[ISTRUZIONI DA SEGUIRE]
Rispondi a queste domande sul brano qui sotto:
1. Che cosa annunciarono le trombe?
2. Secondo la folla, da dove a dove era scesa la benda dei quattro mori?
3. Che cosa prese Margheritedda dalla tasca?

[BRANO DA LEGGERE]
---+---

Mentre passava il corteo dell'aristocrazia sarda in pompa magna seguito dai notabili e dagli alti prelati, Margheritedda si dispose dietro un gruppo di popolani chiassosi che si erano messi proprio in direzione del bastione da dove sporgeva la lunga asta che avrebbe portato la nuova bandiera vessillo del nuovo potere. Era gente più che altro curiosa di vedere quel cambio di governo e dubbiosa se le cose sarebbero cambiate in meglio o in peggio da quel momento. Poco distante un gruppo di bambini sventolanti piccole bandierine fatte di stracci schiamazzava talmente forte che non si capiva bene se fossero improperi d'insulto o frasi d'esulto. Il nuovo padrone non conosceva ancora quella strana lingua del posto e i soldati locali fecero finta di nulla.
Le trombe annunciarono l'arrivo del Re piemontese che si affacciò, imponente nella sua divisa carica di decorazioni e medaglie, dall'alto delle mura. Un cannone a salve azzittì tutti con un boato, facendo tacere anche il gruppo di bambini esagitati. La cerimonia dell'alzabandiera iniziò. Tutti i soldati disposti in file ordinate si misero sull'attenti e uno di loro, staccatosi dal gruppo, si dispose sotto il pennone; prese l' involucro che gli porse il messo, lo aprì e dispiegò la bandiera. La fissò al sistema di funi che l'avrebbero issata in alto sul pennone.
L'aria fino a quel momento calma e ferma si mosse trasportata da un vento bizzarro proveniente dal mare che incominciò a giocare con la stoffa. Ad un suono di tromba il soldato innalzò la bandiera che incominciò a salire attorcigliata dal soffio dispettoso; ma, quando arrivò su in alto, il vento gentilmente la allargò interamente e la mostrò in tutta la sua ampiezza.
Un «Oh!!!» di stupore corse e si alzò dalla folla incredula. «Guardate la bandiera!». «Guardate i quattro mori!».«Hanno la benda sugli occhi!» gridò qualcuno più spavaldo «Sì, dalla fronte la benda è scesa sugli occhi». «E non hanno più la coroncina!». La folla fra risatine, gomitate e schiocchi di lingua, batté le mani.
Margheritedda guardò la sua opera che il vento dispiegava in tutta la sua sfrontatezza e sorrise. In quel mentre si avvicinò il messo del Re e i loro occhi s'incontrarono, anzi si fronteggiarono orgogliosi gli uni e perplessi gli altri. La ragazza sempre con un sorriso sottile e malizioso prese dalla tasca la sacchetta dei soldi e l'aprì. Le monete non fecero in tempo a posarsi sulla sua mano che già volavano alte in direzione dei bambini che, spintonandosi a vicenda, cercarono di accaparrarsene almeno una. Il messo si fermò, sorrise e con un debole cenno del capo salutò la coraggiosa ragazza prima di tornare sotto la bandiera.

---+---

Estratti da un insieme di annotazioni di impaginazione:
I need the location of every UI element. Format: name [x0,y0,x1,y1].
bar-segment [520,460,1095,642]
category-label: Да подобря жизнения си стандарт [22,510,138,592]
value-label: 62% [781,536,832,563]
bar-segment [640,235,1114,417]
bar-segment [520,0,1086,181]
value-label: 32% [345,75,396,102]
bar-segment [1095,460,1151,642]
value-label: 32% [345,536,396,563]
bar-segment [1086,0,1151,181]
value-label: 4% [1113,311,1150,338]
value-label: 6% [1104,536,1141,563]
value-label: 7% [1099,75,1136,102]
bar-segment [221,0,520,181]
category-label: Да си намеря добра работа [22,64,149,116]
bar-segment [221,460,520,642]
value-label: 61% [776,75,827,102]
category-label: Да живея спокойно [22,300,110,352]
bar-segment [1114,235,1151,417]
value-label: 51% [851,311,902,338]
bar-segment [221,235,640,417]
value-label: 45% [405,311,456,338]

---+---

[RISPOSTA QUI SOTTO]
1. L'arrivo del Re piemontese.
2. Dalla fronte agli occhi.
3. La sacchetta dei soldi.